**PROMPT 1:**
Answer these questions from the UUO figure legends:
(a) Which staining method was used on cortical renal sections to assess interstitial volume and fibrous tissue deposition?
(b) How many days after ureter ligation was total renal RNA used for real-time RT-PCR?
(c) What P value is given for the decrease in CCR5 mRNA expression after 10 days of BX471 treatment?
**PROMPT 2:**
Write the next part of the UUO figure legends, following on from their final sentence.

**EXTRACT TO READ:**
- - - -

Leukocyte infiltration and renal fibrosis after UUO histology. Cortical renal sections were stained for CD45⁺ leukocytes. At 10 days after UUO (a) leukocytes accumulated in the peritubular interstitium in obstructed kidneys compared with unobstructed control kidneys (b). Treatment with BX471 from day 6 to 10 (c), as well as treatment for 10 days (d), reduced infiltration of CD45-positive leukocytes in UUO kidneys compared with a and b. No reduction was noted in UUO kidneys of mice treated with BX471 from days 0 to 5 (not shown). The accumulation of FSP1-positive fibroblasts in the peritubular interstitium 10 days after UUO (e) was reduced when BX471was given for 10 days (f) and from day 6 to 10 (latter not shown). Cortical renal sections were also silver stained to assess interstitial volume and fibrous tissue deposition. Note a marked widening of the interstitial space with deposition of fibrous tissue in areas of dilated tubules in obstructed kidneys at 10 days (g) compared with unobstructed control kidneys (h) of vehicle controls. Treatment with BX471 from days 6 to 10 reduced interstitial volume and matrix deposition (i), as well as BX471 treatment for 10 days (j), compared with g. No reduction was noted in UUO kidneys of mice treated with BX471 at days 0–5 (not shown). Tubular dilatation and tubular epithelial cell damage remained unchanged in all groups (original magnification ×400).

Figure 6

Renal chemokine receptor expression after UUO. Real-time RT-PCR was performed using total renal RNA of obstructed (UUO) and contralateral (CLK) kidneys of four to six mice 10 days after ureter ligation. Levels of mRNA expression for CCR1, CCR2, and CCR5 are expressed in relation to renal GAPDH mRNA expression as indicated in Methods. The expression in UUO kidneys of control mice is set as 1. (a) A marked increase of mRNA for all three receptors was noted in UUO kidneys compared with CLK of vehicle controls. (b) Treatment with BX471 for 10 days resulted in a significant decrease of CCR1 and CCR5 mRNA expression (P = 0.005 and P = 0.03, respectively) compared with UUO kidneys of vehicle controls. For CCR2 the difference was not significant (P = 0.07). *P < 0.05.

- - - -

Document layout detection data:
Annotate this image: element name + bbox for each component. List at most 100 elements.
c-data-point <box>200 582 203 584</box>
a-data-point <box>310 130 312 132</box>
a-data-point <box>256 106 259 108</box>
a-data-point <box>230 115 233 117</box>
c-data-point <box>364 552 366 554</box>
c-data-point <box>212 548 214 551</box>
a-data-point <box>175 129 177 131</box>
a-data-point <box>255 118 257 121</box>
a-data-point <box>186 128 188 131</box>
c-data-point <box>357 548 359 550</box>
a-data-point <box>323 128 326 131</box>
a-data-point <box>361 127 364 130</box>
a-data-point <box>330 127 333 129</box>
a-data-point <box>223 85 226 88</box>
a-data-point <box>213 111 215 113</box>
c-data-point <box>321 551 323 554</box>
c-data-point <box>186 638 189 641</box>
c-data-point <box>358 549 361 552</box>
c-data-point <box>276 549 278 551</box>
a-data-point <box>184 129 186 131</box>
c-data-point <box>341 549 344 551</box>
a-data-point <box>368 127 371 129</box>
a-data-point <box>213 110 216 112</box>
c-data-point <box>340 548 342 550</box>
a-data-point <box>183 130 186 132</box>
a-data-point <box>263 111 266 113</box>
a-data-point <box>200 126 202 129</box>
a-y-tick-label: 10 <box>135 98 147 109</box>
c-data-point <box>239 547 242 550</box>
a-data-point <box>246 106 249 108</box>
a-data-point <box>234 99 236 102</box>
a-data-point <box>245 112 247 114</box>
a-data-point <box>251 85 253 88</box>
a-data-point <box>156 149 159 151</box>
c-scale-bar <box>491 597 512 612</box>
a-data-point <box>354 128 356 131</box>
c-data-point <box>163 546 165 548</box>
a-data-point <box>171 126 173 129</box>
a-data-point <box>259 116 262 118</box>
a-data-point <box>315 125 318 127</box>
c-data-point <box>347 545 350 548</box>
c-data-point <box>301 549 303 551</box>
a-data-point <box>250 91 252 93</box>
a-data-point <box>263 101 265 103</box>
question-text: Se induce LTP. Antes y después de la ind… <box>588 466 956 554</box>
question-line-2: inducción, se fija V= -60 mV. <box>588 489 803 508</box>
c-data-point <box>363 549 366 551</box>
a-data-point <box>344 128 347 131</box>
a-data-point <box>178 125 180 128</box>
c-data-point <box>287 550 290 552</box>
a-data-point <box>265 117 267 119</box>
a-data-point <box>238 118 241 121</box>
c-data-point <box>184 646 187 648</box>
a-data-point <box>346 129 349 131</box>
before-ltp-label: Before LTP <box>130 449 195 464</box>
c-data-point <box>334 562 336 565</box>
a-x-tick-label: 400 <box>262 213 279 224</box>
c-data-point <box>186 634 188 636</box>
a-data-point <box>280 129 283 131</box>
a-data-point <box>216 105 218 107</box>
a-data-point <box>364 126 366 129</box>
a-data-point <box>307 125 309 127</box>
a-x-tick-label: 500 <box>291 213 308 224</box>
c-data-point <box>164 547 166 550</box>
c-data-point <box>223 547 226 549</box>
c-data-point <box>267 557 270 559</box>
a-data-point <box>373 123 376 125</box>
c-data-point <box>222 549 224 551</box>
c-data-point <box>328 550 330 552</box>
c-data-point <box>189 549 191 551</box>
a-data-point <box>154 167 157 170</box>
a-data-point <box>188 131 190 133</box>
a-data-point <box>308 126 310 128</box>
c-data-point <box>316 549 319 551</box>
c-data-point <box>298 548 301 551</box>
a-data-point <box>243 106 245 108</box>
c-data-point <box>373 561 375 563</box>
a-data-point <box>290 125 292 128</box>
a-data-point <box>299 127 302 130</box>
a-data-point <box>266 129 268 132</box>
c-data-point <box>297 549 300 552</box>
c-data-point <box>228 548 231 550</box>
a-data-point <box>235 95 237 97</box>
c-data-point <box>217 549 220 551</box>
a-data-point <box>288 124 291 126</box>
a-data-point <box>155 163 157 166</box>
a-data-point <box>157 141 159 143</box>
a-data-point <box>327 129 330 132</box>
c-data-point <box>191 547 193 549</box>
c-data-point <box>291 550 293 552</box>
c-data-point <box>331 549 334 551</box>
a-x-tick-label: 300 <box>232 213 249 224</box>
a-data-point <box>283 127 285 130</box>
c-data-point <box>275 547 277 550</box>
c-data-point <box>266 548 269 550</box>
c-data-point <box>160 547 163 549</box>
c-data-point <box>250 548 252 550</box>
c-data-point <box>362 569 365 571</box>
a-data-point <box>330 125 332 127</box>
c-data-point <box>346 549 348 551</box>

- - - -

**EXERCISE OUTPUT 1:**
(a) Silver staining.
(b) 10 days.
(c) P = 0.03.

**EXERCISE OUTPUT 2:**
Figure 7

CCR2 and CCR5 expression on infiltrating leukocytes. Flow cytometric analysis of CCR2 (a) and CCR5 (b) expression on T cells isolated from obstructed kidneys and blood of BX471-treated mice and vehicle controls. Treatment with BX471 results in a significant decrease of CCR5-positive CD8⁺ lymphocytes infiltrating the obstructed kidneys and, to a lower extent, also in the peripheral blood. No significant changes were seen for CCR5-positive CD4 cells or CCR2-positive cells in kidneys or blood from BX471- or vehicle-treated mice. Dot blots are representative for four to six separate sets of experiments. Numbers given are means of five to nine mice analyzed in each group.

Figure 8

Histopathological damage after UUO: morphometry data. Morphometric analysis of cortical renal sections 10 days after UUO in obstructed kidneys (black bars) and contralateral unobstructed kidneys (white bars). Values are means ± SD of cell counts per hpf. Note that treatment with BX471 for 10 days as well as from days 6 to 10 significantly reduced the interstitial volume index and collagen index compared with vehicle controls. BX471 given from day 0 to 5 had no effect on interstitial volume and collagen index. The indices of tubular lumen and tubular cell damage were not affected by either treatment regimen.

Figure 9

Collagen I mRNA and protein expression. (a) Renal collagen mRNA expression was determined by real-time RT-PCR. Collagen Iα1 mRNA was analyzed as the ratio to GAPDH template and compared with the unligated kidney. Collagen I expression of the vehicle group is set as 1. A significant decrease of collagen Iα1 mRNA was found in BX471-treated animals (treatment from day 0 to 10) compared with vehicle-treated mice. (b) Levels of collagen I were determined by Western blot analysis. Protein extractions of two obstructed (UUO) and two unobstructed contralateral kidneys (CLK) of BX471-treated mice (lanes 1 and 2) were compared with vehicle controls (lanes 3 and 4). Note an increase of collagen I in UUO compared with CLK kidneys. Treatment with BX471 for 10 days reduced collagen I protein expression in UUO kidneys compared with control UUO kidneys.